## TO DO
In the material below, find each line holding the string "title" and copy it.

## RECORDED INFORMATION
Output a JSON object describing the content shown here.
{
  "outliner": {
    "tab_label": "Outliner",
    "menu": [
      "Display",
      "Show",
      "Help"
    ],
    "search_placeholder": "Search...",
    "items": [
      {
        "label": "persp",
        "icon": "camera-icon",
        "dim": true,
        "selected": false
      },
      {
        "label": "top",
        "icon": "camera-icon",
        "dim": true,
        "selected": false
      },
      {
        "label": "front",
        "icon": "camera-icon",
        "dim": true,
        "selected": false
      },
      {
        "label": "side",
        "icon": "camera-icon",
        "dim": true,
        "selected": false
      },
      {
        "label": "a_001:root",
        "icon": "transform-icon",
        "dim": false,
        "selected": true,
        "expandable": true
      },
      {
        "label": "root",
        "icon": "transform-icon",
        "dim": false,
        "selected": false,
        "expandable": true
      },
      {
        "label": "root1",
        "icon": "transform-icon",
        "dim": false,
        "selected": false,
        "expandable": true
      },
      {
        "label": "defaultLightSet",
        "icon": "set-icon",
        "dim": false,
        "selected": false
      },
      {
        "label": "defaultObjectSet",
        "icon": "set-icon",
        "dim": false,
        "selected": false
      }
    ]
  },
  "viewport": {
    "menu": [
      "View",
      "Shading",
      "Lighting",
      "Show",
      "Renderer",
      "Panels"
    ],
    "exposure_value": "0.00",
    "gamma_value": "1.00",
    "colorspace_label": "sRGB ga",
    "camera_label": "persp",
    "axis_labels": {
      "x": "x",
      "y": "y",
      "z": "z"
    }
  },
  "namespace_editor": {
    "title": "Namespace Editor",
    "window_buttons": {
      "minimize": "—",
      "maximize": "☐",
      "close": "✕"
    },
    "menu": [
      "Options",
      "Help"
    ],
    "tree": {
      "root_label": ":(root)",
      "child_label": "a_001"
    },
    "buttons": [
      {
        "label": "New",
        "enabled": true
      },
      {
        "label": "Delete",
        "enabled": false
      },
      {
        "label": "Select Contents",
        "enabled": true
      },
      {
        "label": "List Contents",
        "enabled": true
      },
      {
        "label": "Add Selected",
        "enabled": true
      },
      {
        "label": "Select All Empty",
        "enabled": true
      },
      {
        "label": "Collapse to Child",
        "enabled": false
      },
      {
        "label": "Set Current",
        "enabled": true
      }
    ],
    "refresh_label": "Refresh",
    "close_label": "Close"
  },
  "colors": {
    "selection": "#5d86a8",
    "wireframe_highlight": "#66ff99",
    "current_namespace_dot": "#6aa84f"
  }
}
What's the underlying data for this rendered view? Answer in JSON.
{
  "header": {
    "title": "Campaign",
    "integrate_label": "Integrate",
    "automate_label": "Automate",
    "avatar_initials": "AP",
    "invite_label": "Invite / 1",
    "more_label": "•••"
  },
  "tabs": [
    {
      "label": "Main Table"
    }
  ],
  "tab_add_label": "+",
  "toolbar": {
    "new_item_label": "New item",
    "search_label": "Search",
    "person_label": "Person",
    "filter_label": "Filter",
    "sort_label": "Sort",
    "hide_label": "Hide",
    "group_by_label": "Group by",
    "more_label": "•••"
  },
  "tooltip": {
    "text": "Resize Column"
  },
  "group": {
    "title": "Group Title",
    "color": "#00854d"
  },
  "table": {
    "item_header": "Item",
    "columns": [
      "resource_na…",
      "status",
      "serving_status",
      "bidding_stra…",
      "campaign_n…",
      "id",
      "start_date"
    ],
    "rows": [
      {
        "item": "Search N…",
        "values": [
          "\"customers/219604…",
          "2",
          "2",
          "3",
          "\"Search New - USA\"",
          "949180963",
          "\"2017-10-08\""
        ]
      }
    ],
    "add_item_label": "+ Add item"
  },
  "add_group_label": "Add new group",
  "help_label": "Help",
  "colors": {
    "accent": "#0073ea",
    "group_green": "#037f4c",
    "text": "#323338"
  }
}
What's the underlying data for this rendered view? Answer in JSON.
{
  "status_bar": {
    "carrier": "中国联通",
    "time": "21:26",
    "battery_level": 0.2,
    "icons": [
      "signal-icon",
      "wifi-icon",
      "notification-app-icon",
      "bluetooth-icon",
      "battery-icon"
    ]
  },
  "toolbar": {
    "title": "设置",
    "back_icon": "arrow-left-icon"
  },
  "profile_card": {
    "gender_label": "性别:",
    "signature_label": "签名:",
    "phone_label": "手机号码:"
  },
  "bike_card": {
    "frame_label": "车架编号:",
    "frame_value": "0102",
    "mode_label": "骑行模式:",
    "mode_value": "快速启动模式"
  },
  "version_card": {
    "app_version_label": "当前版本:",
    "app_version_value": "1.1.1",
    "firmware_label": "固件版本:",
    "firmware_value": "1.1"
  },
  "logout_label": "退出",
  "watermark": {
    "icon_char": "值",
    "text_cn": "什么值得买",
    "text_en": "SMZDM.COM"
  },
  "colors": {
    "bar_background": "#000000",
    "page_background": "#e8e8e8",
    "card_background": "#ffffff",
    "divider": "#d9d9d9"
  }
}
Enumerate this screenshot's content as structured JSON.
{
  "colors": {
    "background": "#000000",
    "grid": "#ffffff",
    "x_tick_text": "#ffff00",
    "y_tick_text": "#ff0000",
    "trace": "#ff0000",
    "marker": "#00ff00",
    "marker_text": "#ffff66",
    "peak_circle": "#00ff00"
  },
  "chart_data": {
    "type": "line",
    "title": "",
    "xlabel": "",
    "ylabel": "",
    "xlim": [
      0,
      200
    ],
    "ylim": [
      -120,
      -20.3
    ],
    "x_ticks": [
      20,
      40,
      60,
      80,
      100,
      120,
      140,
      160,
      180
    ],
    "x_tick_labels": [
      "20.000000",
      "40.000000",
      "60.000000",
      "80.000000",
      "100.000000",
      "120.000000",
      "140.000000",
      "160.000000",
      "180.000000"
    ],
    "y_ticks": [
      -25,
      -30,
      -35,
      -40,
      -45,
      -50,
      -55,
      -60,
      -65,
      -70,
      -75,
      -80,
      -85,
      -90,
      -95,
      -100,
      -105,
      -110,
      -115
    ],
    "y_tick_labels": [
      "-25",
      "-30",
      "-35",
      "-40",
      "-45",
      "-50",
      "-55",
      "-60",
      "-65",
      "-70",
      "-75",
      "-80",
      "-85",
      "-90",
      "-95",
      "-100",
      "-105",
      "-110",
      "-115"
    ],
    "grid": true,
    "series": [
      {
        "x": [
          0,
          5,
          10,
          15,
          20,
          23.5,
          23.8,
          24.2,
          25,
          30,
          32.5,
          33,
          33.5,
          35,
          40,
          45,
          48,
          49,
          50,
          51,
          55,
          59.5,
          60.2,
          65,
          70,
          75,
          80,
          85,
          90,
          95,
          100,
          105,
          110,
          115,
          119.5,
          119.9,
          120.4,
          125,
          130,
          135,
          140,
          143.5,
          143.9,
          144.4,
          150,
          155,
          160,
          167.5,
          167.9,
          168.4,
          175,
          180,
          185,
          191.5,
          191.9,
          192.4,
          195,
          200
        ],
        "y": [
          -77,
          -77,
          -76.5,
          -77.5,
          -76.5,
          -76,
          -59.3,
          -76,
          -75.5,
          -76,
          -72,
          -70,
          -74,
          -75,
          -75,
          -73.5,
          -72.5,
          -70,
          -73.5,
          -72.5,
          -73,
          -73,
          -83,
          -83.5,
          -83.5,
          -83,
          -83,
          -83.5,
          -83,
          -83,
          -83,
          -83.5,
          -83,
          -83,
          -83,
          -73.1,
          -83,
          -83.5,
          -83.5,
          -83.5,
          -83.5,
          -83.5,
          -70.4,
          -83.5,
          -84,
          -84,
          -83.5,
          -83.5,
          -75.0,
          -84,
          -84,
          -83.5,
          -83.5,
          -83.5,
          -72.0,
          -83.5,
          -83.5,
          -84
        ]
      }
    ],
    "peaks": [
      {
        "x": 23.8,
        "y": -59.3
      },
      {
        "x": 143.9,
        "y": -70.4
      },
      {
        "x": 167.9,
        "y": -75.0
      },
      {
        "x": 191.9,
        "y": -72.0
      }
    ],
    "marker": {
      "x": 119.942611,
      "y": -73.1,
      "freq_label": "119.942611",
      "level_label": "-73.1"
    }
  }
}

## ANSWER BELOW
    "title": "Namespace Editor",
    "title": "Campaign",
    "title": "Group Title",
    "title": "设置",
    "title": "",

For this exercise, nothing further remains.